• The problem:
Retype exactly the lines from the line with "Give me the" to the end of the data, keeping both boundary lines.

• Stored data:

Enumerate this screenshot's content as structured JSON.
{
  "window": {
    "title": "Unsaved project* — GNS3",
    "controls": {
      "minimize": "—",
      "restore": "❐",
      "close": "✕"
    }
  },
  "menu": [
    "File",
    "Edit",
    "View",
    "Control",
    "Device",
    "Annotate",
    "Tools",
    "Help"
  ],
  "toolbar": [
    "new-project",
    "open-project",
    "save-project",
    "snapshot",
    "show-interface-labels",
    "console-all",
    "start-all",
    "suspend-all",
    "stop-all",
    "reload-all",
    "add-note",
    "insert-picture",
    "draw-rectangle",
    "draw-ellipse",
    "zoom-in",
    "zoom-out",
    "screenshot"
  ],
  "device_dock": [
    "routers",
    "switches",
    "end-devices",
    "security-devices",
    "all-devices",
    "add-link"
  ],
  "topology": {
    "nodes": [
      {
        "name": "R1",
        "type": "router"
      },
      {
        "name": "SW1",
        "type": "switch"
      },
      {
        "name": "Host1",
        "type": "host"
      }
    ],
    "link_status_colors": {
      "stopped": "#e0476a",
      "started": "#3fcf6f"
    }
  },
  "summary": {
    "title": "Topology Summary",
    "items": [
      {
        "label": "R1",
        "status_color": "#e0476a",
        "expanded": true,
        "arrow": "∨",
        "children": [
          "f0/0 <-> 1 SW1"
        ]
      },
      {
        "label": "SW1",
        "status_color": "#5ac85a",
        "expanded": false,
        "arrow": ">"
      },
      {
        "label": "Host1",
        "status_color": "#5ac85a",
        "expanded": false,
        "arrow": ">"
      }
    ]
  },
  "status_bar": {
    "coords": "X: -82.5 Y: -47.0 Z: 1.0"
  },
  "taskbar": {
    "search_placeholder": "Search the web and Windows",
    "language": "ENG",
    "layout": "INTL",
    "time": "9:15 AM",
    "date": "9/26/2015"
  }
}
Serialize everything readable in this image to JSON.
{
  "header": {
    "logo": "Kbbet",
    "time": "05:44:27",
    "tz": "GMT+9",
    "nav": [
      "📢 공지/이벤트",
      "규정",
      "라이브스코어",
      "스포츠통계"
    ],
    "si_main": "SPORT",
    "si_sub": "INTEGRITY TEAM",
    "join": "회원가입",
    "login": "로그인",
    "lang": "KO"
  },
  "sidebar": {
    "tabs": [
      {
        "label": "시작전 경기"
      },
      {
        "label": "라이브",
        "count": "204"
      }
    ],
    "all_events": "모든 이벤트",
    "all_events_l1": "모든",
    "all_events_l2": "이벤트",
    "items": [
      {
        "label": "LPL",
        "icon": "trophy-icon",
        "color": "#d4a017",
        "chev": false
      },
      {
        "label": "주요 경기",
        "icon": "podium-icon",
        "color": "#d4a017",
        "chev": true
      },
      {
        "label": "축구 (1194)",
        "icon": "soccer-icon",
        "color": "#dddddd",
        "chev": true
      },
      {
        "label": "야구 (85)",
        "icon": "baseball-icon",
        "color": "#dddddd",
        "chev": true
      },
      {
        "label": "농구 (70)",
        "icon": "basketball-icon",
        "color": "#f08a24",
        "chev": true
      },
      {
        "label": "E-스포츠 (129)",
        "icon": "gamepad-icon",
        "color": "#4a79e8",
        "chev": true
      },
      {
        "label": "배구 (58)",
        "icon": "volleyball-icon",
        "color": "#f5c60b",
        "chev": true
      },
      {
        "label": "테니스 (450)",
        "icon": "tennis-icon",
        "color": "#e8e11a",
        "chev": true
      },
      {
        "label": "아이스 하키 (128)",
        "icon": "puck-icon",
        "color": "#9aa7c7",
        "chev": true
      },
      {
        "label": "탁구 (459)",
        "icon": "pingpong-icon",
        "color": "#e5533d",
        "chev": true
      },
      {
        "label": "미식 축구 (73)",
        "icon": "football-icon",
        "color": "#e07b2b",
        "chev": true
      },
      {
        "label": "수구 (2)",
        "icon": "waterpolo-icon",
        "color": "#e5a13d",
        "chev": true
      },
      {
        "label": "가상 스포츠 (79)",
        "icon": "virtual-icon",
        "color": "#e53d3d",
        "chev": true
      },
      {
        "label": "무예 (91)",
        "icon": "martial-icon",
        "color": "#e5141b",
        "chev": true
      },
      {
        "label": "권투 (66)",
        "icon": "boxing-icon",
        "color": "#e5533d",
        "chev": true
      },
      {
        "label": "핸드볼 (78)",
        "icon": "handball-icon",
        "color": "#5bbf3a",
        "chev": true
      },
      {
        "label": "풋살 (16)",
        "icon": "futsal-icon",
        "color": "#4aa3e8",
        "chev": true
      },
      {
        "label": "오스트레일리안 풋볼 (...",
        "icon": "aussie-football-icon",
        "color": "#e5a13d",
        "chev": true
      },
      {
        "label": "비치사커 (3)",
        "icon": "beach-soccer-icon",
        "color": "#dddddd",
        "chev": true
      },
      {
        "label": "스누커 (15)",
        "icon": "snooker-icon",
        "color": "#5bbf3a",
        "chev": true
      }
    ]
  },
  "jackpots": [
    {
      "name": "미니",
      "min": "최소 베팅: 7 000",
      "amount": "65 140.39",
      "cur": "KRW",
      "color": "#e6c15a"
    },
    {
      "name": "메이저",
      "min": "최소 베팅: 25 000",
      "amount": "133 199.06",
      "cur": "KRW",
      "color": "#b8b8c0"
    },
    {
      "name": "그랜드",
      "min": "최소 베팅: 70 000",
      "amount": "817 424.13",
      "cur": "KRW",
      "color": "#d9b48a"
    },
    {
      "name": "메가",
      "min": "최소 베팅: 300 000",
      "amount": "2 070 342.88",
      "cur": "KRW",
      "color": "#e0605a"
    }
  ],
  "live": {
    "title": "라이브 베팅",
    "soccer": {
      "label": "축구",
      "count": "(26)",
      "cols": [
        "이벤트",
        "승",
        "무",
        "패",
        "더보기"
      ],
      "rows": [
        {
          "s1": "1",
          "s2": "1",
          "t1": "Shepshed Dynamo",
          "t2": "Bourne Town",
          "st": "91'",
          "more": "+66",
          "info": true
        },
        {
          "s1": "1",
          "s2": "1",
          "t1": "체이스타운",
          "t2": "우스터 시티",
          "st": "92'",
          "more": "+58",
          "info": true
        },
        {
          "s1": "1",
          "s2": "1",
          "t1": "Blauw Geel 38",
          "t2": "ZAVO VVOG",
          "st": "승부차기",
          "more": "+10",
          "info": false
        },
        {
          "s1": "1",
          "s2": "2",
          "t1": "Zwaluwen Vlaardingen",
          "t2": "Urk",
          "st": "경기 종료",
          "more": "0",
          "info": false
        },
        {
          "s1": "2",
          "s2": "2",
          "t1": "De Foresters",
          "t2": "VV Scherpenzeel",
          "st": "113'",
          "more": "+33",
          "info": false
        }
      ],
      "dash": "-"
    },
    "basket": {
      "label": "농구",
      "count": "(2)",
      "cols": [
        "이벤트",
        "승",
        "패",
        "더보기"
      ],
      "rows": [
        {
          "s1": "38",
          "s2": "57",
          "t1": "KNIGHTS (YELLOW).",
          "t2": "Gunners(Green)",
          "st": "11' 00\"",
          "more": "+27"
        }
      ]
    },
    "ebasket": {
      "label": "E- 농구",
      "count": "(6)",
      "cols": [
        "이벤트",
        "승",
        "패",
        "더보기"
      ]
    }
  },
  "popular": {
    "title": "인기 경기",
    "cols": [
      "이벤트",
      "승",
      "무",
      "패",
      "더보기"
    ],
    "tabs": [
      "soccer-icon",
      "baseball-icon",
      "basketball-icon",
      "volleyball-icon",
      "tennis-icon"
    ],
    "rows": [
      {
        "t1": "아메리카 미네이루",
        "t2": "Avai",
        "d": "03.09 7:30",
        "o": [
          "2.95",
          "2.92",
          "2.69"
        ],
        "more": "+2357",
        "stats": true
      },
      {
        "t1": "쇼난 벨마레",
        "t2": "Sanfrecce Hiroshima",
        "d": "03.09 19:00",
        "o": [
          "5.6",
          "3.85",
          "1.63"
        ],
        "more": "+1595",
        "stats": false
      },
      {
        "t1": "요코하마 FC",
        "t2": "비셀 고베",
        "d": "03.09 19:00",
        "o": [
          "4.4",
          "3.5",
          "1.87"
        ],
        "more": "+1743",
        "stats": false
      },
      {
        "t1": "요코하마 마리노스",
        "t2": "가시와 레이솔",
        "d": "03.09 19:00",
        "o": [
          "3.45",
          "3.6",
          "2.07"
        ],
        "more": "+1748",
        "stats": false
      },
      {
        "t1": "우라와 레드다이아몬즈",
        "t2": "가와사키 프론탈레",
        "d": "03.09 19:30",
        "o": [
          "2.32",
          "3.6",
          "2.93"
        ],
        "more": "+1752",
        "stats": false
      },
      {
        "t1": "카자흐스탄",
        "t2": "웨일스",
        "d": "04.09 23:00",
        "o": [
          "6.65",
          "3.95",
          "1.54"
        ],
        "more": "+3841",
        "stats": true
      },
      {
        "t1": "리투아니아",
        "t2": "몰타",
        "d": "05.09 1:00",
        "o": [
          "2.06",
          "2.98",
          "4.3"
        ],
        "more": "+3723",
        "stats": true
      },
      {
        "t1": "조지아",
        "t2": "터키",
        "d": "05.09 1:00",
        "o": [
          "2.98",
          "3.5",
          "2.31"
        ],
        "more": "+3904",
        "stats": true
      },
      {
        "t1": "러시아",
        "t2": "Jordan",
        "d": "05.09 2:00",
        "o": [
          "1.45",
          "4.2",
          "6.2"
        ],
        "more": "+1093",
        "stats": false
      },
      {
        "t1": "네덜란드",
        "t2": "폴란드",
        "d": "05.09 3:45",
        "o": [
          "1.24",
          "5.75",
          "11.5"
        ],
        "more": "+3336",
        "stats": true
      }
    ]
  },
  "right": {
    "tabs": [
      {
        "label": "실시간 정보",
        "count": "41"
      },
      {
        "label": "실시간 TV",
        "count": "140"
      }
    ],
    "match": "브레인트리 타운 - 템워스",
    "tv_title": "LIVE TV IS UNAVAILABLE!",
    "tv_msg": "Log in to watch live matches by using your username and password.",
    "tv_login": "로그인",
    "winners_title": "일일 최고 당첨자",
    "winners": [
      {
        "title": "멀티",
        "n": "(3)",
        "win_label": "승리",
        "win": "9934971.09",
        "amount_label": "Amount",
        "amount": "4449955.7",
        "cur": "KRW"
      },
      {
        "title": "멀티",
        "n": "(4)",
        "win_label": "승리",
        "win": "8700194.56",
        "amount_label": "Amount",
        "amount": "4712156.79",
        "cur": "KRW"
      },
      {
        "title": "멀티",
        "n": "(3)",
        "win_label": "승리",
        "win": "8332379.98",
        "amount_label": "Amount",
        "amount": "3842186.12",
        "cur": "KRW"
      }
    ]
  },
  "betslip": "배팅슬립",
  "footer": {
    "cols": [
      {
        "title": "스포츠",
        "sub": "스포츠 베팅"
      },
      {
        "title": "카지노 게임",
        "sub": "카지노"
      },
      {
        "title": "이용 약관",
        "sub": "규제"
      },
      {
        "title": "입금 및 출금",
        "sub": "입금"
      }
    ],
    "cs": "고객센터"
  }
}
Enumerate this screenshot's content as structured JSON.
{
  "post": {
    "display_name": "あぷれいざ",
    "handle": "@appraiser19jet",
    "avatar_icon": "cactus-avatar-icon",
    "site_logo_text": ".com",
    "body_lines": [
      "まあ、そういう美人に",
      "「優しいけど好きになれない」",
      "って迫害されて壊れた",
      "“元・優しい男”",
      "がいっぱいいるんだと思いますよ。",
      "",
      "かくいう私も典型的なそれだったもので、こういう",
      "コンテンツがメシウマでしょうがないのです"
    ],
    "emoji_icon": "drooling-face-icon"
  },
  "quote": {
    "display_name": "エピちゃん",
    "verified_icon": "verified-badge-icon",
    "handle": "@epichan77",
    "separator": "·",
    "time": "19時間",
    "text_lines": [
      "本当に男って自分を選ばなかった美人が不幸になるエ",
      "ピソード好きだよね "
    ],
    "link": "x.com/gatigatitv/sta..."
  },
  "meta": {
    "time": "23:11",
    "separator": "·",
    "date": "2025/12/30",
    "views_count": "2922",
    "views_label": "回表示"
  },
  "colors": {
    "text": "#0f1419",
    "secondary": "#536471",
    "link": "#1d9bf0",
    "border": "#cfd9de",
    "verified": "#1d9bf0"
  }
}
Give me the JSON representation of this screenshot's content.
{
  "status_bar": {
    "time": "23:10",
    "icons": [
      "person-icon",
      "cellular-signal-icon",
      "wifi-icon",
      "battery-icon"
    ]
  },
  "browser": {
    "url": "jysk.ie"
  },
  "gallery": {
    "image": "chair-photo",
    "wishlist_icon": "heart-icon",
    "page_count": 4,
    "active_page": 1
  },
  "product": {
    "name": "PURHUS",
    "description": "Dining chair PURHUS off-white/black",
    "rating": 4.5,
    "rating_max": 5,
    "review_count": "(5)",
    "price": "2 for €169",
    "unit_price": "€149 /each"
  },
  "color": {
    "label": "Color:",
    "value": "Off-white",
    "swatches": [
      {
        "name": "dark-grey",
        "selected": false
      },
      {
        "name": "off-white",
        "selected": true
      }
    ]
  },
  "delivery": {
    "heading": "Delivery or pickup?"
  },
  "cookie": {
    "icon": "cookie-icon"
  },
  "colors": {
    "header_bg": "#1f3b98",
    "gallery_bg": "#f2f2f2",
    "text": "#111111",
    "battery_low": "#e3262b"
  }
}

• Written answer:
Give me the JSON representation of this screenshot's content.
{
  "status_bar": {
    "time": "23:10",
    "icons": [
      "person-icon",
      "cellular-signal-icon",
      "wifi-icon",
      "battery-icon"
    ]
  },
  "browser": {
    "url": "jysk.ie"
  },
  "gallery": {
    "image": "chair-photo",
    "wishlist_icon": "heart-icon",
    "page_count": 4,
    "active_page": 1
  },
  "product": {
    "name": "PURHUS",
    "description": "Dining chair PURHUS off-white/black",
    "rating": 4.5,
    "rating_max": 5,
    "review_count": "(5)",
    "price": "2 for €169",
    "unit_price": "€149 /each"
  },
  "color": {
    "label": "Color:",
    "value": "Off-white",
    "swatches": [
      {
        "name": "dark-grey",
        "selected": false
      },
      {
        "name": "off-white",
        "selected": true
      }
    ]
  },
  "delivery": {
    "heading": "Delivery or pickup?"
  },
  "cookie": {
    "icon": "cookie-icon"
  },
  "colors": {
    "header_bg": "#1f3b98",
    "gallery_bg": "#f2f2f2",
    "text": "#111111",
    "battery_low": "#e3262b"
  }
}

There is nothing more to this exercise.